Determine how many lines in the entries below include "length". The reply should be that number and nothing else.

* Record set
--- BEGIN ---
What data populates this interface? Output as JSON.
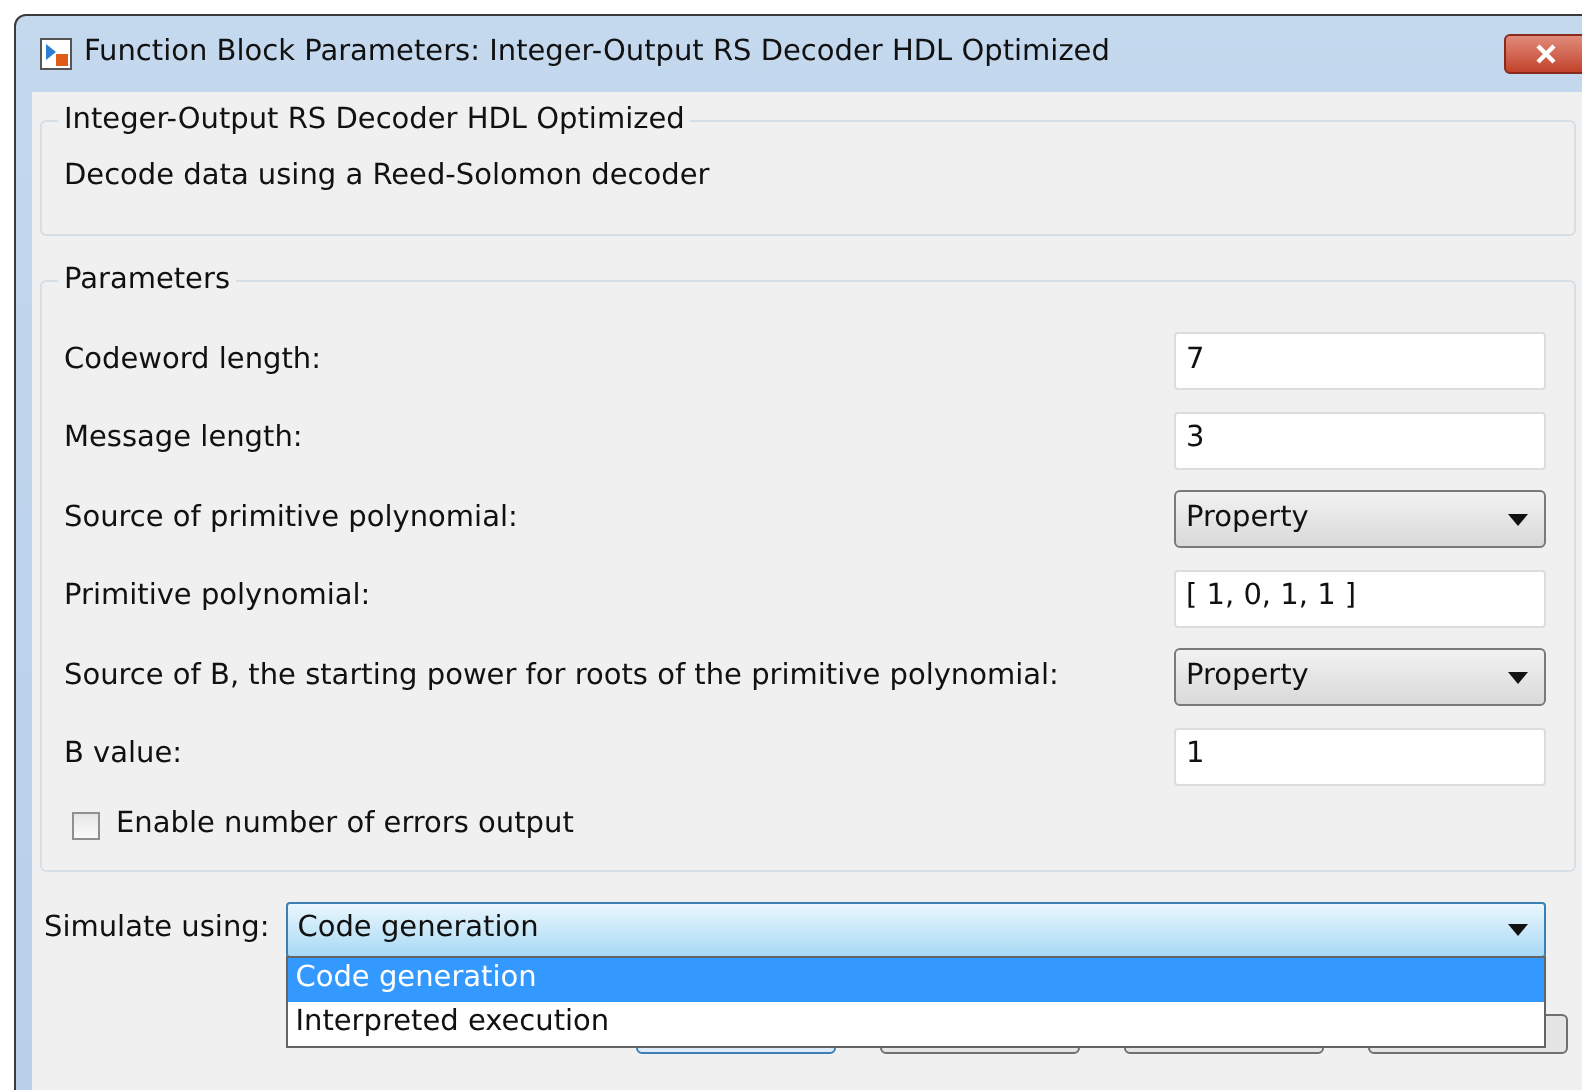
{
  "window": {
    "title": "Function Block Parameters: Integer-Output RS Decoder HDL Optimized"
  },
  "description_group": {
    "title": "Integer-Output RS Decoder HDL Optimized",
    "text": "Decode data using a Reed-Solomon decoder"
  },
  "parameters": {
    "title": "Parameters",
    "items": [
      {
        "kind": "text",
        "label": "Codeword length:",
        "value": "7"
      },
      {
        "kind": "text",
        "label": "Message length:",
        "value": "3"
      },
      {
        "kind": "dropdown",
        "label": "Source of primitive polynomial:",
        "value": "Property"
      },
      {
        "kind": "text",
        "label": "Primitive polynomial:",
        "value": "[ 1, 0, 1, 1 ]"
      },
      {
        "kind": "dropdown",
        "label": "Source of B, the starting power for roots of the primitive polynomial:",
        "value": "Property"
      },
      {
        "kind": "text",
        "label": "B value:",
        "value": "1"
      },
      {
        "kind": "checkbox",
        "label": "Enable number of errors output",
        "checked": false
      }
    ]
  },
  "simulate": {
    "label": "Simulate using:",
    "value": "Code generation",
    "expanded": true,
    "options": [
      {
        "label": "Code generation",
        "selected": true
      },
      {
        "label": "Interpreted execution",
        "selected": false
      }
    ]
  }
}
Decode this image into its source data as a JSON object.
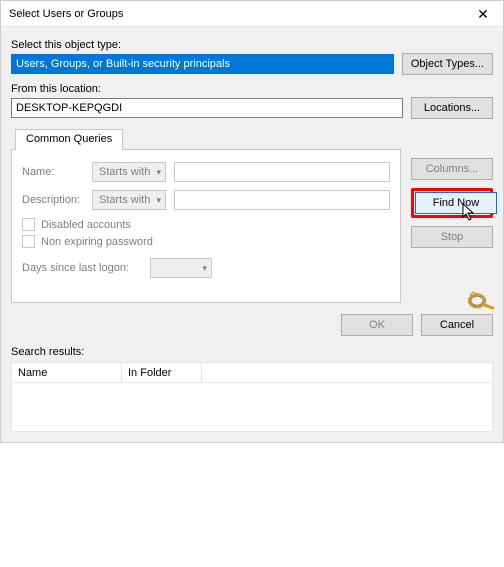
{
  "window": {
    "title": "Select Users or Groups"
  },
  "objectType": {
    "label": "Select this object type:",
    "value": "Users, Groups, or Built-in security principals",
    "button": "Object Types..."
  },
  "location": {
    "label": "From this location:",
    "value": "DESKTOP-KEPQGDI",
    "button": "Locations..."
  },
  "tab": {
    "label": "Common Queries"
  },
  "queries": {
    "name_label": "Name:",
    "name_mode": "Starts with",
    "desc_label": "Description:",
    "desc_mode": "Starts with",
    "disabled_accounts": "Disabled accounts",
    "non_expiring": "Non expiring password",
    "days_label": "Days since last logon:"
  },
  "side": {
    "columns": "Columns...",
    "find_now": "Find Now",
    "stop": "Stop"
  },
  "footer": {
    "ok": "OK",
    "cancel": "Cancel"
  },
  "results": {
    "label": "Search results:",
    "col_name": "Name",
    "col_folder": "In Folder"
  }
}
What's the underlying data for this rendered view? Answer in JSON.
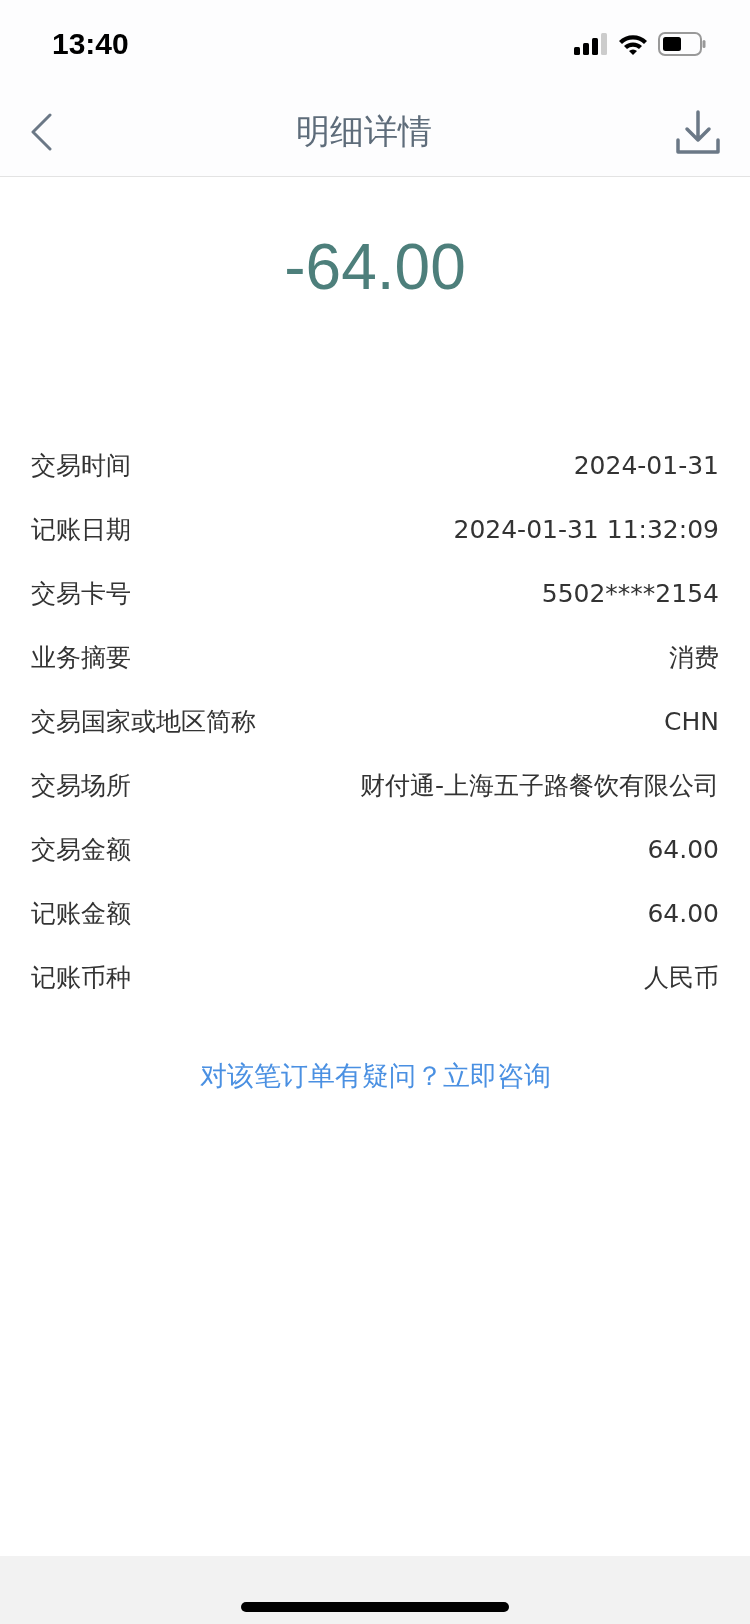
{
  "status_bar": {
    "time": "13:40"
  },
  "nav": {
    "title": "明细详情"
  },
  "amount": "-64.00",
  "details": [
    {
      "label": "交易时间",
      "value": "2024-01-31"
    },
    {
      "label": "记账日期",
      "value": "2024-01-31 11:32:09"
    },
    {
      "label": "交易卡号",
      "value": "5502****2154"
    },
    {
      "label": "业务摘要",
      "value": "消费"
    },
    {
      "label": "交易国家或地区简称",
      "value": "CHN"
    },
    {
      "label": "交易场所",
      "value": "财付通-上海五子路餐饮有限公司"
    },
    {
      "label": "交易金额",
      "value": "64.00"
    },
    {
      "label": "记账金额",
      "value": "64.00"
    },
    {
      "label": "记账币种",
      "value": "人民币"
    }
  ],
  "inquiry_link": "对该笔订单有疑问？立即咨询"
}
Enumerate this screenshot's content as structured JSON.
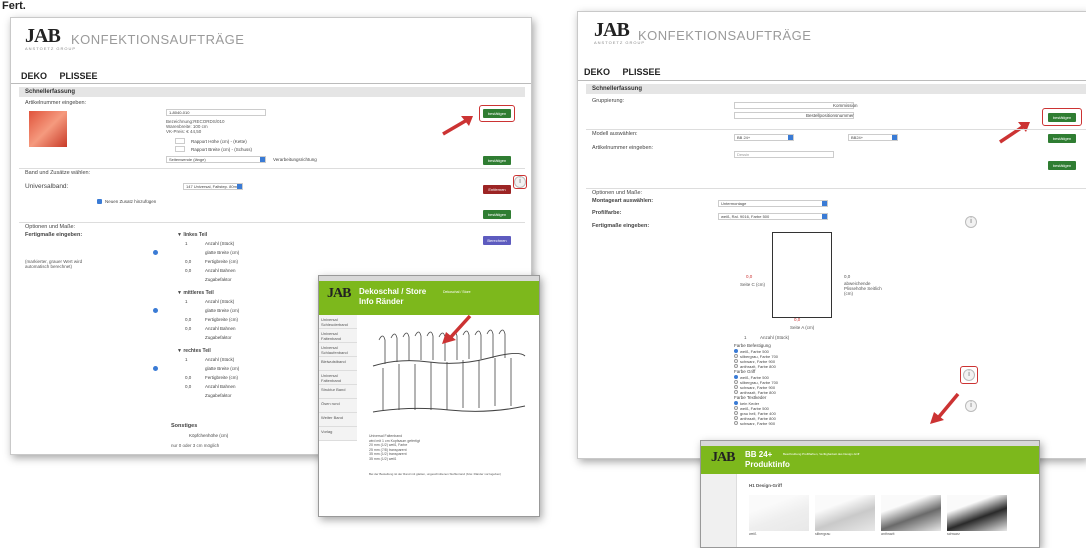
--- END ---
* Final answer
2